**EXERCISE PROMPT:** Set out every line of the records below as a Markdown table with two columns, Row and Entry, giving each line a row number. Leave out any blank lines.

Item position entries
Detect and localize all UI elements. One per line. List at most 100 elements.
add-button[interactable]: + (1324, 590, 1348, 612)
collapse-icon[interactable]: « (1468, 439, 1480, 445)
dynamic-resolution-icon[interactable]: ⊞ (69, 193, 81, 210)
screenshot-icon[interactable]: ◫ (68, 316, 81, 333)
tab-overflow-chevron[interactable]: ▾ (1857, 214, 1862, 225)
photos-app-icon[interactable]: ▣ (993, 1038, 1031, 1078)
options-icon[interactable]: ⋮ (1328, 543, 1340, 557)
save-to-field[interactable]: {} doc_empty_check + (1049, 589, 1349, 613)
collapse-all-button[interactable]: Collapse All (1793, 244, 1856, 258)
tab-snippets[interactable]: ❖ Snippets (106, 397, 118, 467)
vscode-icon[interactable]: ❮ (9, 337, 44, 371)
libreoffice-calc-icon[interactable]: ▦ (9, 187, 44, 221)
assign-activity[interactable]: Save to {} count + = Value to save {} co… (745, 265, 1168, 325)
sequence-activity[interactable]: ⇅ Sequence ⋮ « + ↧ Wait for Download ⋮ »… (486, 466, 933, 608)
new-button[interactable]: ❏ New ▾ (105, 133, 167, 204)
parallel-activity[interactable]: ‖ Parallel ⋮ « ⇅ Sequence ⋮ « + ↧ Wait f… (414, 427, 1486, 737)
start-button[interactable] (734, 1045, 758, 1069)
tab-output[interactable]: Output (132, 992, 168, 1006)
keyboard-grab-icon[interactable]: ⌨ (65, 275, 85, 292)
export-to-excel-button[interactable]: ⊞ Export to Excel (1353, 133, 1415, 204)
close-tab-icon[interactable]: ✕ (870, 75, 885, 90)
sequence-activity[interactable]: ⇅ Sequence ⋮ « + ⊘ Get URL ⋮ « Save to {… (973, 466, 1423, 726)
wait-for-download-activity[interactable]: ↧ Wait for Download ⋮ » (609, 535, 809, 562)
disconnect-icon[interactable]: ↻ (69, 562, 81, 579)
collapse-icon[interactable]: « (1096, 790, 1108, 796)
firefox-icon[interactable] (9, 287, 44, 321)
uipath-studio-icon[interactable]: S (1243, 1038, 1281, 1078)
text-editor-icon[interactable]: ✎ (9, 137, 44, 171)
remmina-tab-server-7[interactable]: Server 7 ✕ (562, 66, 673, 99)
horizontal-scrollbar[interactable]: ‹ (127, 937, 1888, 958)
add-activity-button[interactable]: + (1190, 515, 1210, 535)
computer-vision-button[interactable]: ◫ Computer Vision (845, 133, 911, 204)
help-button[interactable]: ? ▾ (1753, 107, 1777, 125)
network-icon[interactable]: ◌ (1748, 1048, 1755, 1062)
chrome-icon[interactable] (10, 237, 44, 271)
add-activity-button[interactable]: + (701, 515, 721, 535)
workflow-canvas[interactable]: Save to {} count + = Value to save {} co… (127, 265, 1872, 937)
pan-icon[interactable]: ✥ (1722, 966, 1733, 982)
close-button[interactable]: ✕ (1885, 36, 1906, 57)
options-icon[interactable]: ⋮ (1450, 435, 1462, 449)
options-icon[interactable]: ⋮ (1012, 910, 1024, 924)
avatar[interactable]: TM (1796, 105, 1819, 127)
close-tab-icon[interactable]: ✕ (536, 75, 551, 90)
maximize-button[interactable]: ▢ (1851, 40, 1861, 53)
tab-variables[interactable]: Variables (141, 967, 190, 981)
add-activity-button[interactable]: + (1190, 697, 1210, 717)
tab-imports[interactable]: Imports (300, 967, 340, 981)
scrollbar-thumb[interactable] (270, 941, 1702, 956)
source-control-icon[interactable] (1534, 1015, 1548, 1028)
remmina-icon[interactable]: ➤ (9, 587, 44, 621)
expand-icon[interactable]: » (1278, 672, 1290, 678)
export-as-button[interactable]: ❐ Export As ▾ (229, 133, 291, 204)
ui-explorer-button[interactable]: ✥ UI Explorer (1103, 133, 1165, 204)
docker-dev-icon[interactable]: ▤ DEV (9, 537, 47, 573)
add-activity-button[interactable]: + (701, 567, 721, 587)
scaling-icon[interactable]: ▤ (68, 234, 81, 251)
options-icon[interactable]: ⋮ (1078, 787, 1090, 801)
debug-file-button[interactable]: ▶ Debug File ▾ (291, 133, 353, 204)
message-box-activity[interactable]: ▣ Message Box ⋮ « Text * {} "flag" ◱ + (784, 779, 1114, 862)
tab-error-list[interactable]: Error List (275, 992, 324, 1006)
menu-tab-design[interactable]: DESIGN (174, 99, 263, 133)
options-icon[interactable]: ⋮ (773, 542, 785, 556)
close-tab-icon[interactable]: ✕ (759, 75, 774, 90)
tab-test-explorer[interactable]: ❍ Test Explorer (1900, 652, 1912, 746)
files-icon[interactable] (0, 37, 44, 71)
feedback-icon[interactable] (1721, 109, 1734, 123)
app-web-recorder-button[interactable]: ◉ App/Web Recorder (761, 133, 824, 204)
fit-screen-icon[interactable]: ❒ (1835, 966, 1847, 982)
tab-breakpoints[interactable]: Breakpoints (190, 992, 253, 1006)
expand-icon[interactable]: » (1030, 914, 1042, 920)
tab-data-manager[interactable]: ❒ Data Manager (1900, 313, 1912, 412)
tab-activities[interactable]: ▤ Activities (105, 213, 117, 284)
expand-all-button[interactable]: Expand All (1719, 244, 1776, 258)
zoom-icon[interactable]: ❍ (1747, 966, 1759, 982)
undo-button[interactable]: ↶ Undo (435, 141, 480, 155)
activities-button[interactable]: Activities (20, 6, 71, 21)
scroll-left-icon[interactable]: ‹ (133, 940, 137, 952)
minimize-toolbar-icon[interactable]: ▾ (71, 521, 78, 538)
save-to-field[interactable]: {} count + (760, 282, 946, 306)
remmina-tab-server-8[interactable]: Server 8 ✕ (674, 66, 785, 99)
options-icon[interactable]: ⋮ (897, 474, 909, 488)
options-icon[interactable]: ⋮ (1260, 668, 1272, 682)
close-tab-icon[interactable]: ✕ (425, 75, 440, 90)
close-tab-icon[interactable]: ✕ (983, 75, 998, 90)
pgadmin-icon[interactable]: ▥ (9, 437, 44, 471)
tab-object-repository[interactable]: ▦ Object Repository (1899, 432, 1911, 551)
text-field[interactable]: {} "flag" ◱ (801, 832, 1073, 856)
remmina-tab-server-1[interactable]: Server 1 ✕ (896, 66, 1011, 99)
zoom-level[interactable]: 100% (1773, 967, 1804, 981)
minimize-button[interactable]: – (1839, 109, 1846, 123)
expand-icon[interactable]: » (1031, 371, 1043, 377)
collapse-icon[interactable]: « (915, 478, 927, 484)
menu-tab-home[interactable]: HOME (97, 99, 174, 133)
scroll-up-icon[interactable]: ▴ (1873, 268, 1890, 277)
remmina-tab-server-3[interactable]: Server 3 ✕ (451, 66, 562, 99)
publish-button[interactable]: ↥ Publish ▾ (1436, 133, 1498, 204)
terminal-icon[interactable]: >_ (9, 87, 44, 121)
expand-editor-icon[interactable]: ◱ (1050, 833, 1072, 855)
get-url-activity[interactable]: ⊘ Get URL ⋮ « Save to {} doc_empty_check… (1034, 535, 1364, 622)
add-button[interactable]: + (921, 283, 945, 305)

**RIGHT ANSWER:**
| Row | Entry |
|---|---|
| 1 | Detect and localize all UI elements. One per line. List at most 100 elements. |
| 2 | add-button[interactable]: + (1324, 590, 1348, 612) |
| 3 | collapse-icon[interactable]: « (1468, 439, 1480, 445) |
| 4 | dynamic-resolution-icon[interactable]: ⊞ (69, 193, 81, 210) |
| 5 | screenshot-icon[interactable]: ◫ (68, 316, 81, 333) |
| 6 | tab-overflow-chevron[interactable]: ▾ (1857, 214, 1862, 225) |
| 7 | photos-app-icon[interactable]: ▣ (993, 1038, 1031, 1078) |
| 8 | options-icon[interactable]: ⋮ (1328, 543, 1340, 557) |
| 9 | save-to-field[interactable]: {} doc_empty_check + (1049, 589, 1349, 613) |
| 10 | collapse-all-button[interactable]: Collapse All (1793, 244, 1856, 258) |
| 11 | tab-snippets[interactable]: ❖ Snippets (106, 397, 118, 467) |
| 12 | vscode-icon[interactable]: ❮ (9, 337, 44, 371) |
| 13 | libreoffice-calc-icon[interactable]: ▦ (9, 187, 44, 221) |
| 14 | assign-activity[interactable]: Save to {} count + = Value to save {} co… (745, 265, 1168, 325) |
| 15 | sequence-activity[interactable]: ⇅ Sequence ⋮ « + ↧ Wait for Download ⋮ »… (486, 466, 933, 608) |
| 16 | new-button[interactable]: ❏ New ▾ (105, 133, 167, 204) |
| 17 | parallel-activity[interactable]: ‖ Parallel ⋮ « ⇅ Sequence ⋮ « + ↧ Wait f… (414, 427, 1486, 737) |
| 18 | start-button[interactable] (734, 1045, 758, 1069) |
| 19 | tab-output[interactable]: Output (132, 992, 168, 1006) |
| 20 | keyboard-grab-icon[interactable]: ⌨ (65, 275, 85, 292) |
| 21 | export-to-excel-button[interactable]: ⊞ Export to Excel (1353, 133, 1415, 204) |
| 22 | close-tab-icon[interactable]: ✕ (870, 75, 885, 90) |
| 23 | sequence-activity[interactable]: ⇅ Sequence ⋮ « + ⊘ Get URL ⋮ « Save to {… (973, 466, 1423, 726) |
| 24 | wait-for-download-activity[interactable]: ↧ Wait for Download ⋮ » (609, 535, 809, 562) |
| 25 | disconnect-icon[interactable]: ↻ (69, 562, 81, 579) |
| 26 | collapse-icon[interactable]: « (1096, 790, 1108, 796) |
| 27 | firefox-icon[interactable] (9, 287, 44, 321) |
| 28 | uipath-studio-icon[interactable]: S (1243, 1038, 1281, 1078) |
| 29 | text-editor-icon[interactable]: ✎ (9, 137, 44, 171) |
| 30 | remmina-tab-server-7[interactable]: Server 7 ✕ (562, 66, 673, 99) |
| 31 | horizontal-scrollbar[interactable]: ‹ (127, 937, 1888, 958) |
| 32 | add-activity-button[interactable]: + (1190, 515, 1210, 535) |
| 33 | computer-vision-button[interactable]: ◫ Computer Vision (845, 133, 911, 204) |
| 34 | help-button[interactable]: ? ▾ (1753, 107, 1777, 125) |
| 35 | network-icon[interactable]: ◌ (1748, 1048, 1755, 1062) |
| 36 | chrome-icon[interactable] (10, 237, 44, 271) |
| 37 | add-activity-button[interactable]: + (701, 515, 721, 535) |
| 38 | workflow-canvas[interactable]: Save to {} count + = Value to save {} co… (127, 265, 1872, 937) |
| 39 | pan-icon[interactable]: ✥ (1722, 966, 1733, 982) |
| 40 | close-button[interactable]: ✕ (1885, 36, 1906, 57) |
| 41 | options-icon[interactable]: ⋮ (1450, 435, 1462, 449) |
| 42 | options-icon[interactable]: ⋮ (1012, 910, 1024, 924) |
| 43 | avatar[interactable]: TM (1796, 105, 1819, 127) |
| 44 | close-tab-icon[interactable]: ✕ (536, 75, 551, 90) |
| 45 | maximize-button[interactable]: ▢ (1851, 40, 1861, 53) |
| 46 | tab-variables[interactable]: Variables (141, 967, 190, 981) |
| 47 | add-activity-button[interactable]: + (1190, 697, 1210, 717) |
| 48 | tab-imports[interactable]: Imports (300, 967, 340, 981) |
| 49 | scrollbar-thumb[interactable] (270, 941, 1702, 956) |
| 50 | source-control-icon[interactable] (1534, 1015, 1548, 1028) |
| 51 | remmina-icon[interactable]: ➤ (9, 587, 44, 621) |
| 52 | expand-icon[interactable]: » (1278, 672, 1290, 678) |
| 53 | export-as-button[interactable]: ❐ Export As ▾ (229, 133, 291, 204) |
| 54 | ui-explorer-button[interactable]: ✥ UI Explorer (1103, 133, 1165, 204) |
| 55 | docker-dev-icon[interactable]: ▤ DEV (9, 537, 47, 573) |
| 56 | add-activity-button[interactable]: + (701, 567, 721, 587) |
| 57 | scaling-icon[interactable]: ▤ (68, 234, 81, 251) |
| 58 | options-icon[interactable]: ⋮ (1078, 787, 1090, 801) |
| 59 | debug-file-button[interactable]: ▶ Debug File ▾ (291, 133, 353, 204) |
| 60 | message-box-activity[interactable]: ▣ Message Box ⋮ « Text * {} "flag" ◱ + (784, 779, 1114, 862) |
| 61 | tab-error-list[interactable]: Error List (275, 992, 324, 1006) |
| 62 | menu-tab-design[interactable]: DESIGN (174, 99, 263, 133) |
| 63 | options-icon[interactable]: ⋮ (773, 542, 785, 556) |
| 64 | close-tab-icon[interactable]: ✕ (759, 75, 774, 90) |
| 65 | tab-test-explorer[interactable]: ❍ Test Explorer (1900, 652, 1912, 746) |
| 66 | files-icon[interactable] (0, 37, 44, 71) |
| 67 | feedback-icon[interactable] (1721, 109, 1734, 123) |
| 68 | app-web-recorder-button[interactable]: ◉ App/Web Recorder (761, 133, 824, 204) |
| 69 | fit-screen-icon[interactable]: ❒ (1835, 966, 1847, 982) |
| 70 | tab-breakpoints[interactable]: Breakpoints (190, 992, 253, 1006) |
| 71 | expand-icon[interactable]: » (1030, 914, 1042, 920) |
| 72 | tab-data-manager[interactable]: ❒ Data Manager (1900, 313, 1912, 412) |
| 73 | tab-activities[interactable]: ▤ Activities (105, 213, 117, 284) |
| 74 | expand-all-button[interactable]: Expand All (1719, 244, 1776, 258) |
| 75 | zoom-icon[interactable]: ❍ (1747, 966, 1759, 982) |
| 76 | undo-button[interactable]: ↶ Undo (435, 141, 480, 155) |
| 77 | activities-button[interactable]: Activities (20, 6, 71, 21) |
| 78 | scroll-left-icon[interactable]: ‹ (133, 940, 137, 952) |
| 79 | minimize-toolbar-icon[interactable]: ▾ (71, 521, 78, 538) |
| 80 | save-to-field[interactable]: {} count + (760, 282, 946, 306) |
| 81 | remmina-tab-server-8[interactable]: Server 8 ✕ (674, 66, 785, 99) |
| 82 | options-icon[interactable]: ⋮ (897, 474, 909, 488) |
| 83 | options-icon[interactable]: ⋮ (1260, 668, 1272, 682) |
| 84 | close-tab-icon[interactable]: ✕ (425, 75, 440, 90) |
| 85 | close-tab-icon[interactable]: ✕ (983, 75, 998, 90) |
| 86 | pgadmin-icon[interactable]: ▥ (9, 437, 44, 471) |
| 87 | tab-object-repository[interactable]: ▦ Object Repository (1899, 432, 1911, 551) |
| 88 | text-field[interactable]: {} "flag" ◱ (801, 832, 1073, 856) |
| 89 | remmina-tab-server-1[interactable]: Server 1 ✕ (896, 66, 1011, 99) |
| 90 | zoom-level[interactable]: 100% (1773, 967, 1804, 981) |
| 91 | minimize-button[interactable]: – (1839, 109, 1846, 123) |
| 92 | expand-icon[interactable]: » (1031, 371, 1043, 377) |
| 93 | collapse-icon[interactable]: « (915, 478, 927, 484) |
| 94 | menu-tab-home[interactable]: HOME (97, 99, 174, 133) |
| 95 | scroll-up-icon[interactable]: ▴ (1873, 268, 1890, 277) |
| 96 | remmina-tab-server-3[interactable]: Server 3 ✕ (451, 66, 562, 99) |
| 97 | publish-button[interactable]: ↥ Publish ▾ (1436, 133, 1498, 204) |
| 98 | terminal-icon[interactable]: >_ (9, 87, 44, 121) |
| 99 | expand-editor-icon[interactable]: ◱ (1050, 833, 1072, 855) |
| 100 | get-url-activity[interactable]: ⊘ Get URL ⋮ « Save to {} doc_empty_check… (1034, 535, 1364, 622) |
| 101 | add-button[interactable]: + (921, 283, 945, 305) |